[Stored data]
◇ ◇ ◇ ◇ ◇ ◇ ◇
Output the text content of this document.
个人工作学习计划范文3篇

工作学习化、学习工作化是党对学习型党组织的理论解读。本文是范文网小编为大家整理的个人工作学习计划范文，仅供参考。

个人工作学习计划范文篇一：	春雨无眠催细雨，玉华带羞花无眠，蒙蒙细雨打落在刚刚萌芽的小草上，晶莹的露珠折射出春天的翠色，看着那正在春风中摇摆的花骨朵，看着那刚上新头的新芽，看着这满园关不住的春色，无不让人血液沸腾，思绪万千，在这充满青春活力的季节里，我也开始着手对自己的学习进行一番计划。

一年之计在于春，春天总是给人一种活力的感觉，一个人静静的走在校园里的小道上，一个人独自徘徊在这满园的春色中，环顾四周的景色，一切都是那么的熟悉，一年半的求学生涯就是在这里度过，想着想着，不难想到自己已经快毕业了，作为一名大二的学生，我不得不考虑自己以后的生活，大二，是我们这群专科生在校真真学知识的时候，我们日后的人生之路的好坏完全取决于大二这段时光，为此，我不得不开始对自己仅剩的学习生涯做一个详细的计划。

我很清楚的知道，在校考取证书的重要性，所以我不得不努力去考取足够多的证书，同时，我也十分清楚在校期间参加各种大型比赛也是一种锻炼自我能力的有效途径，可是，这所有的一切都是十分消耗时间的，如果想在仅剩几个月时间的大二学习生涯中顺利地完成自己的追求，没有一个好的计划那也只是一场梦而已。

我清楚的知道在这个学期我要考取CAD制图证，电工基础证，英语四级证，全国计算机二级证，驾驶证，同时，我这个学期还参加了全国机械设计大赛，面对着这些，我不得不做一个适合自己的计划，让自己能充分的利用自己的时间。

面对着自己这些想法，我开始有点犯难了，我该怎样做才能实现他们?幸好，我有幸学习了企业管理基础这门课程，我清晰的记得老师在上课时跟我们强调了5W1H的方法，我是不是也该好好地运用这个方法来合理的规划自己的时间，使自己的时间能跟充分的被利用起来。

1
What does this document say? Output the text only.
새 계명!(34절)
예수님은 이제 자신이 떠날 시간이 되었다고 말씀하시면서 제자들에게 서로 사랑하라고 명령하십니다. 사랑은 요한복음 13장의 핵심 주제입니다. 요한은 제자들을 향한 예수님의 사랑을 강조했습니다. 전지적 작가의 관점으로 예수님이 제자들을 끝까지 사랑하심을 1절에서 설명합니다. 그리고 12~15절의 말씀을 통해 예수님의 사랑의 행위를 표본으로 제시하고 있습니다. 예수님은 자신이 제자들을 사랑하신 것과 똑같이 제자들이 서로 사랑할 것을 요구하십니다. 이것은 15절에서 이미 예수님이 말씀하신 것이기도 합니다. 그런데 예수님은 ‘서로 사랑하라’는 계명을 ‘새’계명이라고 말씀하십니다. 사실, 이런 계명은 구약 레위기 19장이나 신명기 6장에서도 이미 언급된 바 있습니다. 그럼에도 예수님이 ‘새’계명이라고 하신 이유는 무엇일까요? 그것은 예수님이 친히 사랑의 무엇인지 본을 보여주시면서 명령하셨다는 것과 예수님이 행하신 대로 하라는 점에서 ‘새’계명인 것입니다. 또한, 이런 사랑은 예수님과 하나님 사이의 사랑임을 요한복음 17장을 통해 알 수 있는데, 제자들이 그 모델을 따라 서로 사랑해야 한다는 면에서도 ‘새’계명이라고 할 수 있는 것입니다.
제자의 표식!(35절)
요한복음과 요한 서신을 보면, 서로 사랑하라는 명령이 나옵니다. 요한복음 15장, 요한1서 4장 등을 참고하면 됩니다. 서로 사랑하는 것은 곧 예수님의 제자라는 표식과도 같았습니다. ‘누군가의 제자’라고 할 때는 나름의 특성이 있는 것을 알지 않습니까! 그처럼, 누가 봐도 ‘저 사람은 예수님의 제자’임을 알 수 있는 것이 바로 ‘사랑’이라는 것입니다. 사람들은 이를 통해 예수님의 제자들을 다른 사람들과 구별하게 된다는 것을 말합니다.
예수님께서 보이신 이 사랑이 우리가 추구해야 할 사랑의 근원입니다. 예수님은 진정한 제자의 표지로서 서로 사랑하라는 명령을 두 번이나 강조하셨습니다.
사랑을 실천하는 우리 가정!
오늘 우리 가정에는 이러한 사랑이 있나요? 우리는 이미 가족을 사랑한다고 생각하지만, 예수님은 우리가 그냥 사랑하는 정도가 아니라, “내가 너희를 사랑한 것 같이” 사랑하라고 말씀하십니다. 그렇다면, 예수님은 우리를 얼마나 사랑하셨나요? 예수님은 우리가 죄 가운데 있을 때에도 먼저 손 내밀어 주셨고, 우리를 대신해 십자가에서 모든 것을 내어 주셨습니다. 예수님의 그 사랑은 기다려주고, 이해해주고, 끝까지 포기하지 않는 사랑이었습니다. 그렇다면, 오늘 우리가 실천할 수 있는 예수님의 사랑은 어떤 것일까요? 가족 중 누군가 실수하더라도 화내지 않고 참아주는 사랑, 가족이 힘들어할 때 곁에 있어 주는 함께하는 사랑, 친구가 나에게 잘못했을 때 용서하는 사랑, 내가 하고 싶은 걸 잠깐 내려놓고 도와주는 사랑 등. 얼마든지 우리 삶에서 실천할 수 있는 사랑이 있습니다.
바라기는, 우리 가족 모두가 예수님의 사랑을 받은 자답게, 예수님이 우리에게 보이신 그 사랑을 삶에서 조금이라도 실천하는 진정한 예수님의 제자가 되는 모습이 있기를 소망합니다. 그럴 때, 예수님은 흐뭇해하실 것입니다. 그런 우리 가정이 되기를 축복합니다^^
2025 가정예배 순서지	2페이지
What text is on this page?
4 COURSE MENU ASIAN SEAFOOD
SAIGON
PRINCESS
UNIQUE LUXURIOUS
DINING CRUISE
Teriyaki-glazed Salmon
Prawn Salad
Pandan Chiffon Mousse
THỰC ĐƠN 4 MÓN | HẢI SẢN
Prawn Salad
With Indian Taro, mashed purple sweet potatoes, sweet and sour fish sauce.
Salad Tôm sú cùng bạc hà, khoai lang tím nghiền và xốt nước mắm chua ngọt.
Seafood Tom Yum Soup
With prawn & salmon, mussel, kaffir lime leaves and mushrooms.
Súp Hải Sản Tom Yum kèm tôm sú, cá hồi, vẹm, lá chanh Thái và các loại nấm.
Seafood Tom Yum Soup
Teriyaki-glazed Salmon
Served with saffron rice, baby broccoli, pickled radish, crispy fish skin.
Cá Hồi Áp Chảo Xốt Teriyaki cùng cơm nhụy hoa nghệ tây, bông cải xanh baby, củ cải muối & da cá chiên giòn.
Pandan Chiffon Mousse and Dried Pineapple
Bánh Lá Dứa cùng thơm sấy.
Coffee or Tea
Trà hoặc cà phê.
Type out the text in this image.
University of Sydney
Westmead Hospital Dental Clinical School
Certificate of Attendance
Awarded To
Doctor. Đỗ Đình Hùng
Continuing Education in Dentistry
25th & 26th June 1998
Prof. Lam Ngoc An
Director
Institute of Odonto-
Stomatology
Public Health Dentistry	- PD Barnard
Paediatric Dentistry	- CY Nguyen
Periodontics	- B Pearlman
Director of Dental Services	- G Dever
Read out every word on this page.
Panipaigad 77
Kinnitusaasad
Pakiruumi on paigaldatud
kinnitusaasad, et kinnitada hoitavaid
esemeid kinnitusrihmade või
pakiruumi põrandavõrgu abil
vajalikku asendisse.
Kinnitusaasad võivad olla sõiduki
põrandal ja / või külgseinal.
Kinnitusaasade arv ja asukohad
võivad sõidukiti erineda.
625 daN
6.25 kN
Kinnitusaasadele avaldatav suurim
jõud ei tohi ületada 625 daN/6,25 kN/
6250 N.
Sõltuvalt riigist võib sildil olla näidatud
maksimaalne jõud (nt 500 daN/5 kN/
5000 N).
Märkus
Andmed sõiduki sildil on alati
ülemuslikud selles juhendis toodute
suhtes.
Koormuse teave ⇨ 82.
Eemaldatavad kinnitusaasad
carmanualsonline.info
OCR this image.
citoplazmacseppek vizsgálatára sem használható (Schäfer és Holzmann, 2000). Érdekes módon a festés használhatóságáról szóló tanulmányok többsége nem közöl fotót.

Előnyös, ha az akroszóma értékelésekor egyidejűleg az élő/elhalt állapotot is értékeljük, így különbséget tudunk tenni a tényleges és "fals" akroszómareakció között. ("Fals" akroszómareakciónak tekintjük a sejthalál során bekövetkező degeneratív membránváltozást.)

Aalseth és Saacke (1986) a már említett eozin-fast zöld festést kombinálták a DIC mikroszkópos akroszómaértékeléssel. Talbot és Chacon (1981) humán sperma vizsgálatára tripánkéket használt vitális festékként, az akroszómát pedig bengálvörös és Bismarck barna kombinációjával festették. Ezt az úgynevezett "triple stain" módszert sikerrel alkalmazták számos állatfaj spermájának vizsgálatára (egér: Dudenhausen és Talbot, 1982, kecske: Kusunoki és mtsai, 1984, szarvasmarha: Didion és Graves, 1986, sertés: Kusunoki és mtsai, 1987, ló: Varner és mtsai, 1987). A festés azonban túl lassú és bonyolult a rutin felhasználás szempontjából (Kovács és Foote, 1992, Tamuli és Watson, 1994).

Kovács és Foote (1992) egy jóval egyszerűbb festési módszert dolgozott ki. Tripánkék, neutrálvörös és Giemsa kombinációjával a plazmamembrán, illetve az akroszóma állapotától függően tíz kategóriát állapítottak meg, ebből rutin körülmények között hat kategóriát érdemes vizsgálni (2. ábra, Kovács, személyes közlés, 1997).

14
◇ ◇ ◇ ◇ ◇ ◇ ◇
Each line holding "jõud" must be found and copied.

jõud ei tohi ületada 625 daN/6,25 kN/
maksimaalne jõud (nt 500 daN/5 kN/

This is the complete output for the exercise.